→ Exercise prompt: Say how many lines in the data below contain the word "title", and give no other text.

(Entries from a visual dataset)
__________________________________________________

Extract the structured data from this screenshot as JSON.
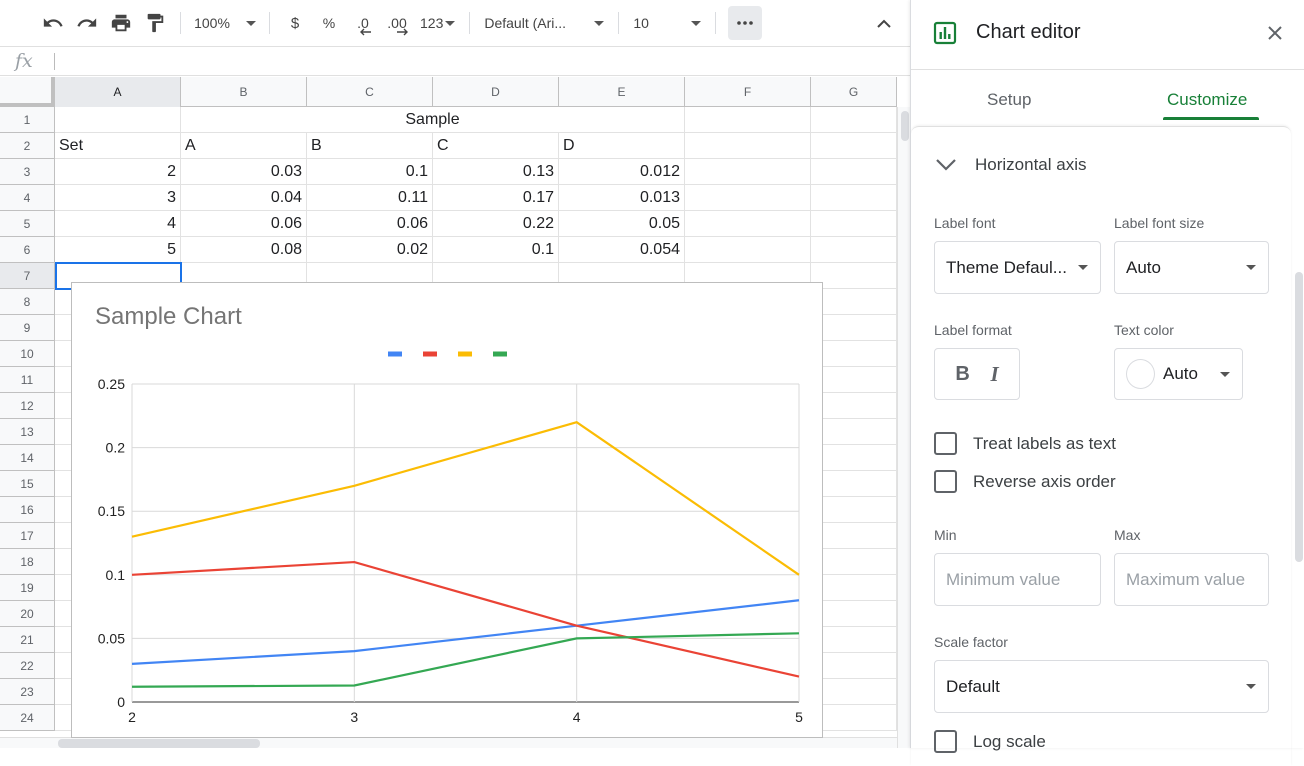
{
  "toolbar": {
    "zoom": "100%",
    "currency": "$",
    "percent": "%",
    "decrease_decimal": ".0",
    "increase_decimal": ".00",
    "more_formats": "123",
    "font": "Default (Ari...",
    "font_size": "10"
  },
  "formula_bar": {
    "fx": "fx"
  },
  "grid": {
    "columns": [
      "A",
      "B",
      "C",
      "D",
      "E",
      "F",
      "G"
    ],
    "rows": [
      "1",
      "2",
      "3",
      "4",
      "5",
      "6",
      "7",
      "8",
      "9",
      "10",
      "11",
      "12",
      "13",
      "14",
      "15",
      "16",
      "17",
      "18",
      "19",
      "20",
      "21",
      "22",
      "23",
      "24"
    ],
    "cells": {
      "b1": "Sample",
      "header": [
        "Set",
        "A",
        "B",
        "C",
        "D"
      ],
      "data": [
        [
          "2",
          "0.03",
          "0.1",
          "0.13",
          "0.012"
        ],
        [
          "3",
          "0.04",
          "0.11",
          "0.17",
          "0.013"
        ],
        [
          "4",
          "0.06",
          "0.06",
          "0.22",
          "0.05"
        ],
        [
          "5",
          "0.08",
          "0.02",
          "0.1",
          "0.054"
        ]
      ]
    }
  },
  "chart_data": {
    "type": "line",
    "title": "Sample Chart",
    "x": [
      2,
      3,
      4,
      5
    ],
    "series": [
      {
        "values": [
          0.03,
          0.04,
          0.06,
          0.08
        ],
        "color": "#4285f4"
      },
      {
        "values": [
          0.1,
          0.11,
          0.06,
          0.02
        ],
        "color": "#ea4335"
      },
      {
        "values": [
          0.13,
          0.17,
          0.22,
          0.1
        ],
        "color": "#fbbc04"
      },
      {
        "values": [
          0.012,
          0.013,
          0.05,
          0.054
        ],
        "color": "#34a853"
      }
    ],
    "ylim": [
      0,
      0.25
    ],
    "xlim": [
      2,
      5
    ],
    "y_ticks": [
      "0",
      "0.05",
      "0.1",
      "0.15",
      "0.2",
      "0.25"
    ],
    "x_ticks": [
      "2",
      "3",
      "4",
      "5"
    ],
    "legend": "top",
    "grid": true
  },
  "editor": {
    "title": "Chart editor",
    "tabs": {
      "setup": "Setup",
      "customize": "Customize"
    },
    "section": "Horizontal axis",
    "label_font_label": "Label font",
    "label_font_value": "Theme Defaul...",
    "label_font_size_label": "Label font size",
    "label_font_size_value": "Auto",
    "label_format_label": "Label format",
    "bold": "B",
    "italic": "I",
    "text_color_label": "Text color",
    "text_color_value": "Auto",
    "treat_labels": "Treat labels as text",
    "reverse_order": "Reverse axis order",
    "min_label": "Min",
    "min_placeholder": "Minimum value",
    "max_label": "Max",
    "max_placeholder": "Maximum value",
    "scale_factor_label": "Scale factor",
    "scale_factor_value": "Default",
    "log_scale": "Log scale"
  }
}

__________________________________________________

→ Written response: 2